# DO THIS
Reproduce all lines of the listing below in which the word "mechanism" occurs.

(A run of records)
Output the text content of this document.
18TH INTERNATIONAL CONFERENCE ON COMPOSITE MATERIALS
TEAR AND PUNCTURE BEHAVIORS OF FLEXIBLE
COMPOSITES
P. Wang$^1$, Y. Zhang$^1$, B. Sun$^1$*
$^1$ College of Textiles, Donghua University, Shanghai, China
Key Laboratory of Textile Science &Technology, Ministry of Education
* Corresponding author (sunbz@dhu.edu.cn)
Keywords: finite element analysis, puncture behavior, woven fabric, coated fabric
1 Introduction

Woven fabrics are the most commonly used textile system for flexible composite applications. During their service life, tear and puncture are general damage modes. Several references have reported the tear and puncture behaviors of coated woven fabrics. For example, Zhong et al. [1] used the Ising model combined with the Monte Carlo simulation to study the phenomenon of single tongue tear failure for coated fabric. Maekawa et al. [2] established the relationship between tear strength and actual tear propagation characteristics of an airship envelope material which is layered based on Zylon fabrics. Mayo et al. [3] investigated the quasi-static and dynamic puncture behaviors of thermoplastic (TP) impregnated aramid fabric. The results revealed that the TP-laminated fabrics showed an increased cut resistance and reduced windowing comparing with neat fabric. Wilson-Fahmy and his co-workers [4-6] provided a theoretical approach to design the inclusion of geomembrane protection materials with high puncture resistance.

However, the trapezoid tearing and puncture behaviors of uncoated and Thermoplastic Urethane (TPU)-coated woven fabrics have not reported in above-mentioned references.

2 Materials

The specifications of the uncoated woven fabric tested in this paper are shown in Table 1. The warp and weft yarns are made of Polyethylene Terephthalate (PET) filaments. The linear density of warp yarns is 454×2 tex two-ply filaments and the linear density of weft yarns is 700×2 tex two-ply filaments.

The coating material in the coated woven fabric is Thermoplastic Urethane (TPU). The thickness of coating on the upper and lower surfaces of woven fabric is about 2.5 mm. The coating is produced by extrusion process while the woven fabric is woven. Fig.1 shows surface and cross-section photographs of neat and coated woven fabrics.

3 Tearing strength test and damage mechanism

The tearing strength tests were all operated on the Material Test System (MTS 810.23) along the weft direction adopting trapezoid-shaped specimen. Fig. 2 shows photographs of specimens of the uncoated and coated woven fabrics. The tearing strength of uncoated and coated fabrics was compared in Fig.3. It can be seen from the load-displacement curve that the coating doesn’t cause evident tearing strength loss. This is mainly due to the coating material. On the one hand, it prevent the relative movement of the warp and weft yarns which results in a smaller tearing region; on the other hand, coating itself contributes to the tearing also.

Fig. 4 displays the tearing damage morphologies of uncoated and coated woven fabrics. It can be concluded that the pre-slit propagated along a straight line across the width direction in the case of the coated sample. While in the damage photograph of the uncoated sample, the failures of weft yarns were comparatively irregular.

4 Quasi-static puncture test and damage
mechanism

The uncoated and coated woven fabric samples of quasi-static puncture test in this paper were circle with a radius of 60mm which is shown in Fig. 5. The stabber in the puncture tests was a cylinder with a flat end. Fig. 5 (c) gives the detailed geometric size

# SOLUTION TO THIS PROBLEM
3 Tearing strength test and damage mechanism
mechanism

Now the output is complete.